| What is being asked |
Swap "component" for "element" in the data, from the line with "Localize each UI" to the line with "wave-4-label: 4? [94,225,112,242]". Give those lines back with nothing else changed and the pictures left out.

· · · · · · ·

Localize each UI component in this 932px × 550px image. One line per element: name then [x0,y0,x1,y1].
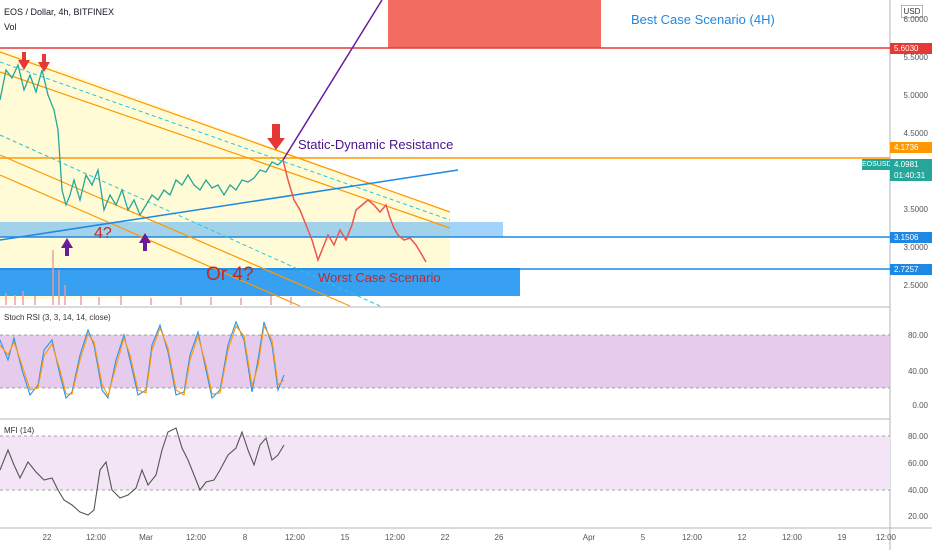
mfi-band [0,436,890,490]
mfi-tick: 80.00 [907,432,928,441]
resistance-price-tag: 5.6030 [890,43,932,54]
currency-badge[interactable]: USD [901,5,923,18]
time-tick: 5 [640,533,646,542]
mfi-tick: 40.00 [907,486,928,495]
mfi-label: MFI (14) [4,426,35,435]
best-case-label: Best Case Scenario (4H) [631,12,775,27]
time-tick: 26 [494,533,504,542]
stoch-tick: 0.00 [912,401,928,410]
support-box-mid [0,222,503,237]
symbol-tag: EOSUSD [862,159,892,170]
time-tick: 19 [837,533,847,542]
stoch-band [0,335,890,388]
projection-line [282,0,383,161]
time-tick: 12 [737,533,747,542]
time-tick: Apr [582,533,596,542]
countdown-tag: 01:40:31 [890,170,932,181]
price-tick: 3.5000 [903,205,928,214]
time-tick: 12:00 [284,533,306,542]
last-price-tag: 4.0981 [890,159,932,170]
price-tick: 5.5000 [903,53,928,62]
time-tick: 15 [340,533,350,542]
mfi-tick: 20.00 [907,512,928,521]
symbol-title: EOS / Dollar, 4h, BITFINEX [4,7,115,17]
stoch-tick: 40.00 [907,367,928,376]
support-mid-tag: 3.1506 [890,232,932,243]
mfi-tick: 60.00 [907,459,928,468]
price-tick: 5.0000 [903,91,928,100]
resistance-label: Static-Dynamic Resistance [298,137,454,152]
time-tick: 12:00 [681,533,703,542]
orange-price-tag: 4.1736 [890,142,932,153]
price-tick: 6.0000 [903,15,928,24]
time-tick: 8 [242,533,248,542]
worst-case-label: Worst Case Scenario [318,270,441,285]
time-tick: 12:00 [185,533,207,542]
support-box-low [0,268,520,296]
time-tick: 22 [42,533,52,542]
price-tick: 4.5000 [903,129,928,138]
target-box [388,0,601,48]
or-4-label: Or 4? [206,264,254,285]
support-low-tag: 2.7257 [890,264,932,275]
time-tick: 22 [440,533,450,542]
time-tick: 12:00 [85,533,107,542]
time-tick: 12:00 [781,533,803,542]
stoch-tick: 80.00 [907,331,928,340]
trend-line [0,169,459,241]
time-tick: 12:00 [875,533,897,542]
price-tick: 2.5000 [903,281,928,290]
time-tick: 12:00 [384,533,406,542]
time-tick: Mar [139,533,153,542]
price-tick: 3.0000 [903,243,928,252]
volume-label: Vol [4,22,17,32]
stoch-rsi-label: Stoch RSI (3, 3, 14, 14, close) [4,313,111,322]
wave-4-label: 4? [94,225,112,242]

· · · · · · ·

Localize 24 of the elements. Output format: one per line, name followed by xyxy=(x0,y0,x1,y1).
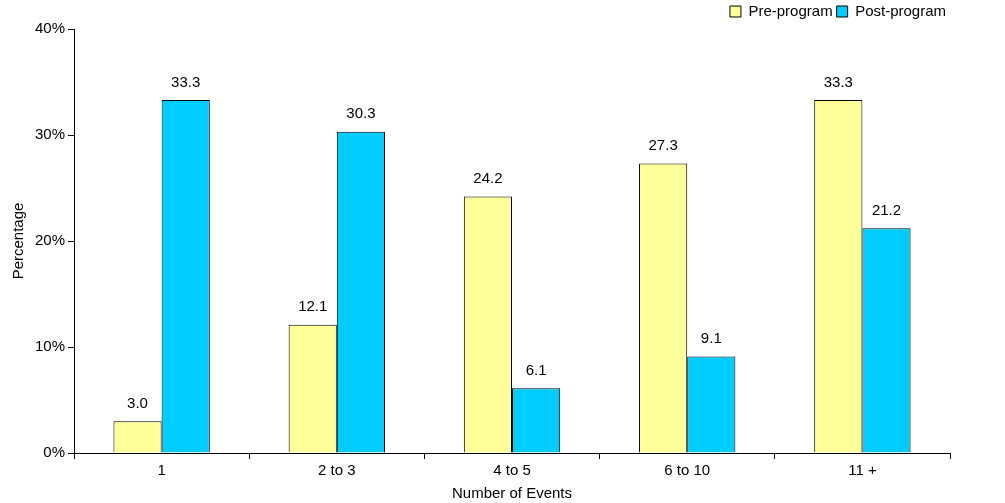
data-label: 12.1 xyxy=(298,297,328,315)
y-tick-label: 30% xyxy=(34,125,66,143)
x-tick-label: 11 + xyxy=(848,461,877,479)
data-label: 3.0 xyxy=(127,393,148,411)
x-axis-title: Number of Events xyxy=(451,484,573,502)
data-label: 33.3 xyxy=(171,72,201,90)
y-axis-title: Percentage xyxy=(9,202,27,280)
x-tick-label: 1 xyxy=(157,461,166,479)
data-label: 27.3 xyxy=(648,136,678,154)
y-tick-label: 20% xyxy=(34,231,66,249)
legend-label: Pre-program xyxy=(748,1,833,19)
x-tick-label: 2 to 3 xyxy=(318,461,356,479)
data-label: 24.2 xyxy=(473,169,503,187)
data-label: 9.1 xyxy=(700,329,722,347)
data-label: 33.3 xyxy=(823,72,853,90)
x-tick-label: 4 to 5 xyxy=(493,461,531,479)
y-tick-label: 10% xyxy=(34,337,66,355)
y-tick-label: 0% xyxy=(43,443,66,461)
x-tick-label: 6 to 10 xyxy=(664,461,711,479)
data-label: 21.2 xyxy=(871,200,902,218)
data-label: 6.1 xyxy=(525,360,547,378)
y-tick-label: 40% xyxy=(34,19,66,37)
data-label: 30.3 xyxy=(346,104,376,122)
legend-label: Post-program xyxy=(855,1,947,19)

· · · · · · ·

| Task result |
Localize each UI element in this 932px × 550px image. One line per element: name then [x0,y0,x1,y1].
mfi-band [0,436,890,490]
mfi-tick: 80.00 [907,432,928,441]
resistance-price-tag: 5.6030 [890,43,932,54]
currency-badge[interactable]: USD [901,5,923,18]
time-tick: 5 [640,533,646,542]
mfi-tick: 40.00 [907,486,928,495]
mfi-label: MFI (14) [4,426,35,435]
best-case-label: Best Case Scenario (4H) [631,12,775,27]
time-tick: 26 [494,533,504,542]
stoch-tick: 0.00 [912,401,928,410]
support-box-mid [0,222,503,237]
symbol-tag: EOSUSD [862,159,892,170]
time-tick: 19 [837,533,847,542]
stoch-band [0,335,890,388]
projection-line [282,0,383,161]
time-tick: 12 [737,533,747,542]
time-tick: Apr [582,533,596,542]
countdown-tag: 01:40:31 [890,170,932,181]
price-tick: 3.5000 [903,205,928,214]
time-tick: 12:00 [284,533,306,542]
last-price-tag: 4.0981 [890,159,932,170]
price-tick: 5.5000 [903,53,928,62]
time-tick: 15 [340,533,350,542]
mfi-tick: 20.00 [907,512,928,521]
symbol-title: EOS / Dollar, 4h, BITFINEX [4,7,115,17]
stoch-tick: 40.00 [907,367,928,376]
support-mid-tag: 3.1506 [890,232,932,243]
mfi-tick: 60.00 [907,459,928,468]
price-tick: 5.0000 [903,91,928,100]
resistance-label: Static-Dynamic Resistance [298,137,454,152]
time-tick: 12:00 [681,533,703,542]
orange-price-tag: 4.1736 [890,142,932,153]
price-tick: 6.0000 [903,15,928,24]
time-tick: 8 [242,533,248,542]
worst-case-label: Worst Case Scenario [318,270,441,285]
time-tick: 12:00 [185,533,207,542]
support-box-low [0,268,520,296]
time-tick: 22 [42,533,52,542]
price-tick: 4.5000 [903,129,928,138]
target-box [388,0,601,48]
or-4-label: Or 4? [206,264,254,285]
support-low-tag: 2.7257 [890,264,932,275]
time-tick: 22 [440,533,450,542]
time-tick: 12:00 [85,533,107,542]
time-tick: 12:00 [781,533,803,542]
stoch-tick: 80.00 [907,331,928,340]
trend-line [0,169,459,241]
time-tick: 12:00 [875,533,897,542]
price-tick: 2.5000 [903,281,928,290]
time-tick: 12:00 [384,533,406,542]
time-tick: Mar [139,533,153,542]
price-tick: 3.0000 [903,243,928,252]
volume-label: Vol [4,22,17,32]
stoch-rsi-label: Stoch RSI (3, 3, 14, 14, close) [4,313,111,322]
wave-4-label: 4? [94,225,112,242]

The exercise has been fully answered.